Set exercise –
Read through the data and count the lines that contain the string "screenshot"; give only the result.

Stored items from a collection
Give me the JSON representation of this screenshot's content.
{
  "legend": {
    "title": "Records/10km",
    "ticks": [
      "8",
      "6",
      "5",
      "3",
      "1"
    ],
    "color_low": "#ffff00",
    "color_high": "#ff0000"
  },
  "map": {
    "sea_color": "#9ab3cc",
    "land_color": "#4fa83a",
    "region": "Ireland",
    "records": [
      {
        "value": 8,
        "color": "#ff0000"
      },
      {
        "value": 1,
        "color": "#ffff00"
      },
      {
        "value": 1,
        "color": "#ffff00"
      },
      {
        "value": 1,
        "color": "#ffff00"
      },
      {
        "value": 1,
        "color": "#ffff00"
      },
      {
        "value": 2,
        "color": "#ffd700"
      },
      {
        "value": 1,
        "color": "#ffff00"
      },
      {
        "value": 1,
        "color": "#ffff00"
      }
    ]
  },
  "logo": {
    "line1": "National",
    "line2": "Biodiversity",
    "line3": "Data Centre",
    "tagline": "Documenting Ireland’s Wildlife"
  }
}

* * *

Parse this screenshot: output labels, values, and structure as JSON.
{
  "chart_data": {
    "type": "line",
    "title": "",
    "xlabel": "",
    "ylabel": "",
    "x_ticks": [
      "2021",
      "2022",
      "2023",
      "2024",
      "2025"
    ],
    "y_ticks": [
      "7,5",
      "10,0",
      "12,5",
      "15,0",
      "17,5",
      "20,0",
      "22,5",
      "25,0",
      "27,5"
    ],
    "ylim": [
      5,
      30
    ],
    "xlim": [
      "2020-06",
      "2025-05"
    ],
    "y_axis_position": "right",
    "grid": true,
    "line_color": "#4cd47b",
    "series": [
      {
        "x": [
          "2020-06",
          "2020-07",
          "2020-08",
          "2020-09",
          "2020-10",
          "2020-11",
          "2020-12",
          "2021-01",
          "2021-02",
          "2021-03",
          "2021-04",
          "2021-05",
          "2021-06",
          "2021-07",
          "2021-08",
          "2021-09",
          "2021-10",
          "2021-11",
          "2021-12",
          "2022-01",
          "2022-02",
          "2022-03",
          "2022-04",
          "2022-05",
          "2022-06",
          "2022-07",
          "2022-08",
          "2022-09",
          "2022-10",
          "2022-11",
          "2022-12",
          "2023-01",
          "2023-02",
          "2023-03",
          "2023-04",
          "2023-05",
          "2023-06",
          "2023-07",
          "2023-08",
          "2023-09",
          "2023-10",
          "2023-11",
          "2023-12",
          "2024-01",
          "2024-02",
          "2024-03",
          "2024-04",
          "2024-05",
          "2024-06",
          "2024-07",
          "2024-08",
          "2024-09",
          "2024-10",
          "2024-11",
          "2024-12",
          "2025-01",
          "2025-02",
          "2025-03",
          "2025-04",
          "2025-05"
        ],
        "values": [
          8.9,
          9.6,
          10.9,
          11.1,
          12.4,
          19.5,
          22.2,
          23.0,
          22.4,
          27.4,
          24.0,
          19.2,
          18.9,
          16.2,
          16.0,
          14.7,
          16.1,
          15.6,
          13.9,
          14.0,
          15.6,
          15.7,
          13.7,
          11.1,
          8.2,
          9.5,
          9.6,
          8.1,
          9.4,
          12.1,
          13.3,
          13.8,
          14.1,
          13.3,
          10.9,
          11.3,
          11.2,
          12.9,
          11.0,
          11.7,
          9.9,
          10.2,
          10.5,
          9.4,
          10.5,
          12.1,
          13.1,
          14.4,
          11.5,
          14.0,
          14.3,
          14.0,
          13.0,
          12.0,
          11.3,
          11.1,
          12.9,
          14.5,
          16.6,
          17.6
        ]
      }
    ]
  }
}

Reply to the task –
2